» **Written exercise**:
Go through the records line by line and work out how many lines hold the word "када". Answer with the number only.

Records from a data collection
::::

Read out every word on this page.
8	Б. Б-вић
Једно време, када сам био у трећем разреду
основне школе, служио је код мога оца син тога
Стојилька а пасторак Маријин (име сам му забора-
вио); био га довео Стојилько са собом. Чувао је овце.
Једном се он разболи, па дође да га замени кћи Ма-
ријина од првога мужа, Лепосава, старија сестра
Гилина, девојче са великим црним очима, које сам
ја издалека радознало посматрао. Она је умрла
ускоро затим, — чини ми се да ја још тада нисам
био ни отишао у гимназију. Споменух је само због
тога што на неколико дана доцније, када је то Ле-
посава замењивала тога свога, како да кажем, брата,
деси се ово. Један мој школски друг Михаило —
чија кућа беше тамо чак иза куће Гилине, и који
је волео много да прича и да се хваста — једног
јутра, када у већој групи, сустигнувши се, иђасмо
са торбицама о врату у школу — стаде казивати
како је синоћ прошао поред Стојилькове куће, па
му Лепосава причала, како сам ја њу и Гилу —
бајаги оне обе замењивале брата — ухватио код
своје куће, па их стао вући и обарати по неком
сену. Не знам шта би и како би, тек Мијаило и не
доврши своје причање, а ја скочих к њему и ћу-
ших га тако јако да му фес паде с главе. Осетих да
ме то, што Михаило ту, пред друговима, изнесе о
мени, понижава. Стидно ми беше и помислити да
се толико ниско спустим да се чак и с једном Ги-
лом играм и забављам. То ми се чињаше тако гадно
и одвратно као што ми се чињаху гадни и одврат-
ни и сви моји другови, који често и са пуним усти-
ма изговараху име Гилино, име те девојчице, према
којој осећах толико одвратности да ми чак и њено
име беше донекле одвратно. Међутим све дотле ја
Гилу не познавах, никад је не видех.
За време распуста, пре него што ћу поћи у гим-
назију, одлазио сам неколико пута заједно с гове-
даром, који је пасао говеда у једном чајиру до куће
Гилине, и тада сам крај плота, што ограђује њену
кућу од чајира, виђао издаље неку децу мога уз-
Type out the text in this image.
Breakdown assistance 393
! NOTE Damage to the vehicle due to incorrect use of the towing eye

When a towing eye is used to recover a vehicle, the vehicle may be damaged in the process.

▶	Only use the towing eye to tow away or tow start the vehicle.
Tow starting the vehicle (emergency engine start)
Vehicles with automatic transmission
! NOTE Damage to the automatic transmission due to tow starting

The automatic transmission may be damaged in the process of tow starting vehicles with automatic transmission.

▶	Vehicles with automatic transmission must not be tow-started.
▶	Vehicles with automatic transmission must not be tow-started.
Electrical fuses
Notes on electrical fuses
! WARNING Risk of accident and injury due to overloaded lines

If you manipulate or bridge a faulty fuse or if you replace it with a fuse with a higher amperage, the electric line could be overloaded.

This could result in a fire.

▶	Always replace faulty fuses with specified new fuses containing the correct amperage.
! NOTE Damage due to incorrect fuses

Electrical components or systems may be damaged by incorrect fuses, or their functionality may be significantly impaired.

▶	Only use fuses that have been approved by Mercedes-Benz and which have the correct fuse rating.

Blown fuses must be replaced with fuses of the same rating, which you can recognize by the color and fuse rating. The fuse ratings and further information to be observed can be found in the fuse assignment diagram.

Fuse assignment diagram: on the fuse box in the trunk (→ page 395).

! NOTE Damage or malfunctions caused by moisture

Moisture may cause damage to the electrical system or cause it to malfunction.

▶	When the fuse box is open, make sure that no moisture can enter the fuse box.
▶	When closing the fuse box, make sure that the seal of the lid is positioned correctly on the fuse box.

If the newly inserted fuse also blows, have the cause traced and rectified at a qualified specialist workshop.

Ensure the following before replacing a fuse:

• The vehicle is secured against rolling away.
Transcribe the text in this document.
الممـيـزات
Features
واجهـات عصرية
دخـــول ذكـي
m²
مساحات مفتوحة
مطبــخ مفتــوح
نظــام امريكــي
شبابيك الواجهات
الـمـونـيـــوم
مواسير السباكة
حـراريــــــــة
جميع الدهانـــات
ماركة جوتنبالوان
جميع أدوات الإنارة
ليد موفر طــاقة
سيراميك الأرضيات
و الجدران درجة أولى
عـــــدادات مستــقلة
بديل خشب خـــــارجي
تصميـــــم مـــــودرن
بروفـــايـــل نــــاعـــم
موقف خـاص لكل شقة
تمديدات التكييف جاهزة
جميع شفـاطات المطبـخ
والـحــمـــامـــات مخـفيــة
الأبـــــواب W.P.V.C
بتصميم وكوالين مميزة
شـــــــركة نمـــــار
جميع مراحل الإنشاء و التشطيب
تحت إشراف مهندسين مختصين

::::

» **Result below**:
3